- [What the exercise asks] Rewrite the stretch of records from the start through the line containing "shade-region-an100 (42, 11, 77, 255)", putting "legend-entry" in place of "legend-label" and changing nothing else.

- [Spatial annotation records]
▽
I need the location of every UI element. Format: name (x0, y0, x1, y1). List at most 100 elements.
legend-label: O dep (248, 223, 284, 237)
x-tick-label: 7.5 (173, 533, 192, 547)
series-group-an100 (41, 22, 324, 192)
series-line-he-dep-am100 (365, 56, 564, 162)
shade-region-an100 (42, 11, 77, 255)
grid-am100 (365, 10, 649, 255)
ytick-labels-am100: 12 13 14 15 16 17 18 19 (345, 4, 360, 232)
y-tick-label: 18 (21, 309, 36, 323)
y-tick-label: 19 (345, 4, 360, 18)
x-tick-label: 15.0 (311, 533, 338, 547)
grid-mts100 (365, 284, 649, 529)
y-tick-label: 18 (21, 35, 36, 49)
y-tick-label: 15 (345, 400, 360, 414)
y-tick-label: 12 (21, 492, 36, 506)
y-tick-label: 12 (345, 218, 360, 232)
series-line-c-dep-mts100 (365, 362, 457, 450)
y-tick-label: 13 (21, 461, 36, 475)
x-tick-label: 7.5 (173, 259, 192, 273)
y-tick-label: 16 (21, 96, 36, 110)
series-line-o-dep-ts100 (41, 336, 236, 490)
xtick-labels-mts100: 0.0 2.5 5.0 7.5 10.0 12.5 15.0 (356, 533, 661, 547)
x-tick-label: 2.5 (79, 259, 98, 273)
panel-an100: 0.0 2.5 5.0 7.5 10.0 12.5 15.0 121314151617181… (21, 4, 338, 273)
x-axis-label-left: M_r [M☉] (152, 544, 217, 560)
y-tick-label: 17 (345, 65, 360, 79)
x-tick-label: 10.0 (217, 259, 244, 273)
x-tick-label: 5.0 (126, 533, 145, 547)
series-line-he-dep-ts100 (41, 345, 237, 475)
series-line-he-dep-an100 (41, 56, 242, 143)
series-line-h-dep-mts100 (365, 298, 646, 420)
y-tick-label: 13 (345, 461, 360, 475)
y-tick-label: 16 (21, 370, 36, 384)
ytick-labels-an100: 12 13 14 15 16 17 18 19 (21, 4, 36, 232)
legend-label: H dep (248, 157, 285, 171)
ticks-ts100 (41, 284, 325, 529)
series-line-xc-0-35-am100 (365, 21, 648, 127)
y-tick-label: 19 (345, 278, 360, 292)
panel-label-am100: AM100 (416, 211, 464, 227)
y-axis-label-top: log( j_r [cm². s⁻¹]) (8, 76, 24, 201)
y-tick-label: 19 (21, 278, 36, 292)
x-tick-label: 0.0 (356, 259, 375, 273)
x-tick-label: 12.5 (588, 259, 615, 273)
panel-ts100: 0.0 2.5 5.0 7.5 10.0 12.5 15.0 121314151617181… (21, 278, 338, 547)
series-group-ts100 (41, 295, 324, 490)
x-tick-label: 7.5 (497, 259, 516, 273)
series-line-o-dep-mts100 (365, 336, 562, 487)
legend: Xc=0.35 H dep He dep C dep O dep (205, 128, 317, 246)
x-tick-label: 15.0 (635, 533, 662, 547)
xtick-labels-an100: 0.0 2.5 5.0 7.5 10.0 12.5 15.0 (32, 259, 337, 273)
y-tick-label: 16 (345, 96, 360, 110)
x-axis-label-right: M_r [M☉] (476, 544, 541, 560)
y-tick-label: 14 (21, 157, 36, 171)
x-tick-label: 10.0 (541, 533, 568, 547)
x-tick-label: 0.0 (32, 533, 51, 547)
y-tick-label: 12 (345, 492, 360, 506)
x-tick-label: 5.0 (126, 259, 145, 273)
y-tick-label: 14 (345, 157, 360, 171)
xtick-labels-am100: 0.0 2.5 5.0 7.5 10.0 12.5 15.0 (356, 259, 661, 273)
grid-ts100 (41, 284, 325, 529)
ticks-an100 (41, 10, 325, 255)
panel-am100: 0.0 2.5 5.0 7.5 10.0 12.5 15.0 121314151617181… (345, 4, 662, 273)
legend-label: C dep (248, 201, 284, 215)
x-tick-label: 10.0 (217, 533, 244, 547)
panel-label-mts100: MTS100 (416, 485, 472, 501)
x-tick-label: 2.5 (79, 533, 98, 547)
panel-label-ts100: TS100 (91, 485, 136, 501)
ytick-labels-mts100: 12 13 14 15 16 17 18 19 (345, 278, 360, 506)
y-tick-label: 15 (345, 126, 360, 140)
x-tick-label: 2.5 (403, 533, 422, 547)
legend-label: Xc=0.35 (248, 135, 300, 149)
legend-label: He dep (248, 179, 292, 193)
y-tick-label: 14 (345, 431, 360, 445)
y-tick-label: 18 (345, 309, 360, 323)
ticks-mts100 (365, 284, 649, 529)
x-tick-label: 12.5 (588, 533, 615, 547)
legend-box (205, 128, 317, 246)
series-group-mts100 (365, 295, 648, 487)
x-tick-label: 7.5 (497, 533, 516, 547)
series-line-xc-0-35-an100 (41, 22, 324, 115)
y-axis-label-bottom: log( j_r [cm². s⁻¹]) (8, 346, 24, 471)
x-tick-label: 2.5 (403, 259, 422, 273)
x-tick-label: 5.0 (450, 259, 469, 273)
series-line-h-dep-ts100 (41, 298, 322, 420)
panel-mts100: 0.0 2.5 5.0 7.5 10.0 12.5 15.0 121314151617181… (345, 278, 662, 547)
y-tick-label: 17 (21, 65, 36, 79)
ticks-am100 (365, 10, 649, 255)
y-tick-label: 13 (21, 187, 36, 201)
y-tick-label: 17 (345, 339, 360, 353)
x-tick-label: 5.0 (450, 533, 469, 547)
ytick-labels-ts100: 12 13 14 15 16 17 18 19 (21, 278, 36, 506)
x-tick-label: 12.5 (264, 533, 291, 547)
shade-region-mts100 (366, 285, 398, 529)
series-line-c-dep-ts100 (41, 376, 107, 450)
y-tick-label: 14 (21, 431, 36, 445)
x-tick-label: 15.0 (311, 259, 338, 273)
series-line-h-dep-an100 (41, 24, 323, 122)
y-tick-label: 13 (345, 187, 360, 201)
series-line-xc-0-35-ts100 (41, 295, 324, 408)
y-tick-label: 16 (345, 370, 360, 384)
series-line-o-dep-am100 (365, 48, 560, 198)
△
- [Finished exercise]
I need the location of every UI element. Format: name (x0, y0, x1, y1). List at most 100 elements.
legend-entry: O dep (248, 223, 284, 237)
x-tick-label: 7.5 (173, 533, 192, 547)
series-group-an100 (41, 22, 324, 192)
series-line-he-dep-am100 (365, 56, 564, 162)
shade-region-an100 (42, 11, 77, 255)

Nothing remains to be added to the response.